Grantwriting: The Evolving Toolkit

I’ve just uploaded, for the fourth time, a research grant application to the National Institutes of Health (NIH), and it appears that this time it has managed to get through the many layers of checks, and so now has been accepted by the Electron Gods.

Like most grant applications, this was a team effort. There were two principal writers and a number of additional contributors. Each collaborator needed to submit a “biosketch”, which in NIH-ease is a highly stylized resume as well as a letter of support stating their affiliated institution or company, the scope of the services they would provide, and agreement to our payment arrangements.

For the first time, I managed this entire process using my Mac and the Pages word-processor, without having to default back to a Windows machine using Office Word. The only awkwardness, which, in hindsight might have been avoided, was extracting the list of footnotes and citations so that the body of the research plan which has all the footnotes, could be saved as a single Adobe .PDF document, while the actual citations were saved in a separate .PDF. If contributors didn’t have a Mac, then I asked them to submit information as Word documents, using Arial 11 point body text on pages with .5 inch margins. These opened up fine within Pages, and could then be modified and then “printed” to an Adobe .PDF.

__DATA FOR ANALYSIS__:

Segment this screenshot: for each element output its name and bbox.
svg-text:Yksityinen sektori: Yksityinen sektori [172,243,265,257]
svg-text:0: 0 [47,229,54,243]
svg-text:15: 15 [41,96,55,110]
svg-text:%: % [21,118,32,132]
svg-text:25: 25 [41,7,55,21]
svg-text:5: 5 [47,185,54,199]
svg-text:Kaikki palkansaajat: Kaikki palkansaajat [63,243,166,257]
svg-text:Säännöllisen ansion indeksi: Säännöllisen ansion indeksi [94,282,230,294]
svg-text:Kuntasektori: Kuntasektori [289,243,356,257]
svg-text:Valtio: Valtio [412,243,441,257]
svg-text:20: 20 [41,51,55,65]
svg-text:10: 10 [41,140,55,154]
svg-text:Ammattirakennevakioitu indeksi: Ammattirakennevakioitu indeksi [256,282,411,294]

__WORK REQUEST A__: Rewrite the grantwriting post's paragraph beginning "Like most grant applications" as a short bulleted list that keeps its main facts.
__WORK REQUEST B__: Transcribe the grantwriting post from "For the first" to "an Adobe .PDF.".
__WORK REQUEST C__: Pick up the grantwriting post after its last sentence and carry it forward.
The lines above are separate material, apart from the grantwriting post.

__TASK RESULT A__:
- The grant application was a team effort.
- It had two principal writers and several additional contributors.
- Each collaborator submitted a "biosketch," which is NIH's term for a highly stylized resume.
- Each collaborator also submitted a letter of support stating their affiliated institution or company, the scope of the services they would provide, and their agreement to the payment arrangements.

__TASK RESULT B__:
For the first time, I managed this entire process using my Mac and the Pages word-processor, without having to default back to a Windows machine using Office Word. The only awkwardness, which, in hindsight might have been avoided, was extracting the list of footnotes and citations so that the body of the research plan which has all the footnotes, could be saved as a single Adobe .PDF document, while the actual citations were saved in a separate .PDF. If contributors didn’t have a Mac, then I asked them to submit information as Word documents, using Arial 11 point body text on pages with .5 inch margins. These opened up fine within Pages, and could then be modified and then “printed” to an Adobe .PDF.

__TASK RESULT C__:
We used BaseCamp as our project manager. Over the course of about six weeks, we posted over 100 individual files, in various formats.  I used the BaseCamp tasklist most of all, along with the milestones.

In the best of all possible worlds, all the writers would submit documents through BaseCamp.  In practice they would usually eMail Word attachments directly to me.  I would convert these to .PDF files and post those on BaseCamp for everyone else to look at. Once they were in finished form, I kept final .PDFs these in a series of folders on my iDisk, which provided a safe repository and access from my computers in the office and at home.